>> START

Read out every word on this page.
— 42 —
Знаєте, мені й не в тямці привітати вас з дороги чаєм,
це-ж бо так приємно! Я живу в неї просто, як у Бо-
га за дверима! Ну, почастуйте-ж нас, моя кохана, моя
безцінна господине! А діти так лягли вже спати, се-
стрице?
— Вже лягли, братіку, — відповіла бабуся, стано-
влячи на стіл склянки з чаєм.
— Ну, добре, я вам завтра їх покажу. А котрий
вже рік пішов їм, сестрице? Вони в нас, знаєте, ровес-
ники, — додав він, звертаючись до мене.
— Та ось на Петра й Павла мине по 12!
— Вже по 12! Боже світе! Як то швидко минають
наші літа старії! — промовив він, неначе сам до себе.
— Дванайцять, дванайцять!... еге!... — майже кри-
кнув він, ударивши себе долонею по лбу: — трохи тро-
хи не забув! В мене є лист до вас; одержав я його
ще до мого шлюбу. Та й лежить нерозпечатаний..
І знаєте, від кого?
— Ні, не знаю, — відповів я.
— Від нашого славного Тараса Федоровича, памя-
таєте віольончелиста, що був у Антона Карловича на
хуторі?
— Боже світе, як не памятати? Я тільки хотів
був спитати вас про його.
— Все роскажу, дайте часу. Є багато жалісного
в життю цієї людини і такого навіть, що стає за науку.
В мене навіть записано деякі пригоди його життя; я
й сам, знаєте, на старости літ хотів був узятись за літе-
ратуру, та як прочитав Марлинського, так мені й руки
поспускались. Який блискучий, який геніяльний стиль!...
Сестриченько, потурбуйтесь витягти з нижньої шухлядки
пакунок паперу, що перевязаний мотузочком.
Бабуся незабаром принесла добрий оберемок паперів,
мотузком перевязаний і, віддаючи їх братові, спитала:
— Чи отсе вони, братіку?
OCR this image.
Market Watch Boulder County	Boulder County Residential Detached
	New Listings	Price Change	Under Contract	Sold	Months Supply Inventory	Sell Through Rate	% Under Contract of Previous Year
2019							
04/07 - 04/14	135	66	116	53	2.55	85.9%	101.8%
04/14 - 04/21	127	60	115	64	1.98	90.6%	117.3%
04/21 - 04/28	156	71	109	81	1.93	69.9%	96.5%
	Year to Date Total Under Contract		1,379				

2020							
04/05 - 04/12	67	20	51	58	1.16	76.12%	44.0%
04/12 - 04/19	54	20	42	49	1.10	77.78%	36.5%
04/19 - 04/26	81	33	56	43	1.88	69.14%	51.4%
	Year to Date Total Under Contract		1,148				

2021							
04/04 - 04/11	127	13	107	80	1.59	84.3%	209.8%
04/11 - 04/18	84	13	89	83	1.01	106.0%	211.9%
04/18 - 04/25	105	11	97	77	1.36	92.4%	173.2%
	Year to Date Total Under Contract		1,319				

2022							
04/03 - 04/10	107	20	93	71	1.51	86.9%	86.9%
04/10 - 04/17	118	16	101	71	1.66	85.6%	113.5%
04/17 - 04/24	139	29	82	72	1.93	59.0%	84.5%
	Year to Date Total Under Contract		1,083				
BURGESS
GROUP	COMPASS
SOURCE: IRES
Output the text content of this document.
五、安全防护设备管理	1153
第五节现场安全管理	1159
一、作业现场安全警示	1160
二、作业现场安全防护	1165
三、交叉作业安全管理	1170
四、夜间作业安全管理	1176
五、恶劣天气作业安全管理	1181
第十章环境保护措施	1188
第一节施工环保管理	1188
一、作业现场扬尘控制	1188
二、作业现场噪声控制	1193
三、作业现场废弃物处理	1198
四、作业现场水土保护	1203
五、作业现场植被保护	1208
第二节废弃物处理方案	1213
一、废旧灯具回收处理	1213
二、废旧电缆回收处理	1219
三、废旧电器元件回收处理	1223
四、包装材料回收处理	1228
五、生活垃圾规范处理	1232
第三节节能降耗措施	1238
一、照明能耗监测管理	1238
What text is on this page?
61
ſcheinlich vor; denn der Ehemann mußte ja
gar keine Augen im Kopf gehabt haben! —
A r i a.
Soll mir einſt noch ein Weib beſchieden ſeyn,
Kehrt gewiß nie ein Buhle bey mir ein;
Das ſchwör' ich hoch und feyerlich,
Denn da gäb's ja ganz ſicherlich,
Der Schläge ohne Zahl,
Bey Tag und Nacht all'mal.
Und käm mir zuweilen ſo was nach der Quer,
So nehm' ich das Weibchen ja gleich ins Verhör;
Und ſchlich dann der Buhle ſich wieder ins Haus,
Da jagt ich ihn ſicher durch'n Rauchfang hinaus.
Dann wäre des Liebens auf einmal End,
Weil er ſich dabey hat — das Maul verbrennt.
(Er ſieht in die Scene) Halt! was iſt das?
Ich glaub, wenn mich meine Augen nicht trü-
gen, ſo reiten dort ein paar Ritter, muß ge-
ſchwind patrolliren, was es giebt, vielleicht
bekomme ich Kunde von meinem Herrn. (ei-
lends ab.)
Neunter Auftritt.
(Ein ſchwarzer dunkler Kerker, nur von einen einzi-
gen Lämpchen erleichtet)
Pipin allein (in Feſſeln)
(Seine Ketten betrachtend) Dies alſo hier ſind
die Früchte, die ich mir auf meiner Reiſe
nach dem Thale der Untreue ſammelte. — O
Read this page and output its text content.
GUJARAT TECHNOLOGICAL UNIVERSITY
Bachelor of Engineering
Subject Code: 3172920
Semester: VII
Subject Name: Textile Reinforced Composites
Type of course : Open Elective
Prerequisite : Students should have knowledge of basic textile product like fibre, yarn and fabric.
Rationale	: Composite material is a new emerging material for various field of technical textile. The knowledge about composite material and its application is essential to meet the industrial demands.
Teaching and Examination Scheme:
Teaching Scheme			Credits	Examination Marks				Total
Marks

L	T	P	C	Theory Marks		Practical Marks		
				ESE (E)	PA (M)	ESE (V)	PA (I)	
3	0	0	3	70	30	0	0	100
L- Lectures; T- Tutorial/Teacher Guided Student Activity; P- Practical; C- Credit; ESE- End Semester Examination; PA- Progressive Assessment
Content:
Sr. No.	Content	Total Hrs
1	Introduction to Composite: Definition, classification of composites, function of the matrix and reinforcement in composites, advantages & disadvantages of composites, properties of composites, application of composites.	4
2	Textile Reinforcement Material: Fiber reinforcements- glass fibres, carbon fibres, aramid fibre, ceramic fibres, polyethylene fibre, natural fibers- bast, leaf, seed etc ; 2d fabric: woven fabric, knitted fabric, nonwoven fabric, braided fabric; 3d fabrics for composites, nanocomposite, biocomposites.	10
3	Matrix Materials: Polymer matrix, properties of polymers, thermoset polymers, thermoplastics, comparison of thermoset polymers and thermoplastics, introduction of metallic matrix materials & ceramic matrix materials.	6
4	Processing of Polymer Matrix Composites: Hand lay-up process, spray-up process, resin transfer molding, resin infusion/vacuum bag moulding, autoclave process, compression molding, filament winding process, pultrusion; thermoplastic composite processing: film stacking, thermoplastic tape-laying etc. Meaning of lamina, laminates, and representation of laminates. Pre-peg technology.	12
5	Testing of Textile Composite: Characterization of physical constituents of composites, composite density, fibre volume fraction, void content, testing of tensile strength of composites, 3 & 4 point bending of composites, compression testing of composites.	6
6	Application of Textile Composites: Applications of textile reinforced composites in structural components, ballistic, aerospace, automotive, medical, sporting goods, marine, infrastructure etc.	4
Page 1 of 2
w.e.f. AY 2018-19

>> END

(Requirements) From the data above, copy each line that has the string "перевязаний".

(Result for this task)
пакунок паперу, що перевязаний мотузочком.
мотузком перевязаний і, віддаючи їх братові, спитала:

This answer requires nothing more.